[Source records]
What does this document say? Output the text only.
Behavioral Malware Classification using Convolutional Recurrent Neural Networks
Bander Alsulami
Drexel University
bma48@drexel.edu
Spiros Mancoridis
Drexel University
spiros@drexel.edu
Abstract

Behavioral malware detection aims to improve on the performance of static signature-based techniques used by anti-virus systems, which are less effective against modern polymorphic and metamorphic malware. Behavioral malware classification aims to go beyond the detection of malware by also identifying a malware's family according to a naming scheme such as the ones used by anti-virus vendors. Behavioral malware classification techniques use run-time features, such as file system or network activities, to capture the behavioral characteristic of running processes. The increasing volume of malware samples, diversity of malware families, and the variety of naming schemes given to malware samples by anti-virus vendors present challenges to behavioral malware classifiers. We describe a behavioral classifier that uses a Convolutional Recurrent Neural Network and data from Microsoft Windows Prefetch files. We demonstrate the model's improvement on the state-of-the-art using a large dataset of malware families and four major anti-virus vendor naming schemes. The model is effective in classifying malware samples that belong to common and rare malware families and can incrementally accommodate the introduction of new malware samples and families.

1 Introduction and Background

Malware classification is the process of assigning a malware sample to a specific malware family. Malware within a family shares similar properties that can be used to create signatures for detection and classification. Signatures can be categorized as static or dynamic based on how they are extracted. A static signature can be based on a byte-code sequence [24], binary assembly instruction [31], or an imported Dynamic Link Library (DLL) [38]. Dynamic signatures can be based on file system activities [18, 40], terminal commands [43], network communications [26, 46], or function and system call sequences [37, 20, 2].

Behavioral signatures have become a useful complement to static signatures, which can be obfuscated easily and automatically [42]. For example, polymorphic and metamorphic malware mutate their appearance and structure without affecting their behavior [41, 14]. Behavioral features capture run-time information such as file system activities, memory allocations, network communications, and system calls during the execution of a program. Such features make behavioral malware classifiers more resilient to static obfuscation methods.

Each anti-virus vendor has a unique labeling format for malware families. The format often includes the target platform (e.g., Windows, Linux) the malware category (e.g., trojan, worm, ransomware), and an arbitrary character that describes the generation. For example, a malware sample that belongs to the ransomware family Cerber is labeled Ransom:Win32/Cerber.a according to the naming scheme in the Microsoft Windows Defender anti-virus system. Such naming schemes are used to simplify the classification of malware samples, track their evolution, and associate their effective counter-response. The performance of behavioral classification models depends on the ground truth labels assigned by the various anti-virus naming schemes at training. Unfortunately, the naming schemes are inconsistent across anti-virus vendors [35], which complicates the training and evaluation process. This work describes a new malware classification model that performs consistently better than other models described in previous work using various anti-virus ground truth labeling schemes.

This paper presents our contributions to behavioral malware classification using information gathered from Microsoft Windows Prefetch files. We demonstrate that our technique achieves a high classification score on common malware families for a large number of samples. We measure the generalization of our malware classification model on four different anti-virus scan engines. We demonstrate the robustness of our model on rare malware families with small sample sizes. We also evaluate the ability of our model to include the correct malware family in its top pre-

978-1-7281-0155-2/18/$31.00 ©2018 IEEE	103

§ **PROBLEM**: Each line of the records above should be copied exactly.

§ **EXERCISE ANSWER**:
What does this document say? Output the text only.
Behavioral Malware Classification using Convolutional Recurrent Neural Networks
Bander Alsulami
Drexel University
bma48@drexel.edu
Spiros Mancoridis
Drexel University
spiros@drexel.edu
Abstract

Behavioral malware detection aims to improve on the performance of static signature-based techniques used by anti-virus systems, which are less effective against modern polymorphic and metamorphic malware. Behavioral malware classification aims to go beyond the detection of malware by also identifying a malware's family according to a naming scheme such as the ones used by anti-virus vendors. Behavioral malware classification techniques use run-time features, such as file system or network activities, to capture the behavioral characteristic of running processes. The increasing volume of malware samples, diversity of malware families, and the variety of naming schemes given to malware samples by anti-virus vendors present challenges to behavioral malware classifiers. We describe a behavioral classifier that uses a Convolutional Recurrent Neural Network and data from Microsoft Windows Prefetch files. We demonstrate the model's improvement on the state-of-the-art using a large dataset of malware families and four major anti-virus vendor naming schemes. The model is effective in classifying malware samples that belong to common and rare malware families and can incrementally accommodate the introduction of new malware samples and families.

1 Introduction and Background

Malware classification is the process of assigning a malware sample to a specific malware family. Malware within a family shares similar properties that can be used to create signatures for detection and classification. Signatures can be categorized as static or dynamic based on how they are extracted. A static signature can be based on a byte-code sequence [24], binary assembly instruction [31], or an imported Dynamic Link Library (DLL) [38]. Dynamic signatures can be based on file system activities [18, 40], terminal commands [43], network communications [26, 46], or function and system call sequences [37, 20, 2].

Behavioral signatures have become a useful complement to static signatures, which can be obfuscated easily and automatically [42]. For example, polymorphic and metamorphic malware mutate their appearance and structure without affecting their behavior [41, 14]. Behavioral features capture run-time information such as file system activities, memory allocations, network communications, and system calls during the execution of a program. Such features make behavioral malware classifiers more resilient to static obfuscation methods.

Each anti-virus vendor has a unique labeling format for malware families. The format often includes the target platform (e.g., Windows, Linux) the malware category (e.g., trojan, worm, ransomware), and an arbitrary character that describes the generation. For example, a malware sample that belongs to the ransomware family Cerber is labeled Ransom:Win32/Cerber.a according to the naming scheme in the Microsoft Windows Defender anti-virus system. Such naming schemes are used to simplify the classification of malware samples, track their evolution, and associate their effective counter-response. The performance of behavioral classification models depends on the ground truth labels assigned by the various anti-virus naming schemes at training. Unfortunately, the naming schemes are inconsistent across anti-virus vendors [35], which complicates the training and evaluation process. This work describes a new malware classification model that performs consistently better than other models described in previous work using various anti-virus ground truth labeling schemes.

This paper presents our contributions to behavioral malware classification using information gathered from Microsoft Windows Prefetch files. We demonstrate that our technique achieves a high classification score on common malware families for a large number of samples. We measure the generalization of our malware classification model on four different anti-virus scan engines. We demonstrate the robustness of our model on rare malware families with small sample sizes. We also evaluate the ability of our model to include the correct malware family in its top pre-

978-1-7281-0155-2/18/$31.00 ©2018 IEEE	103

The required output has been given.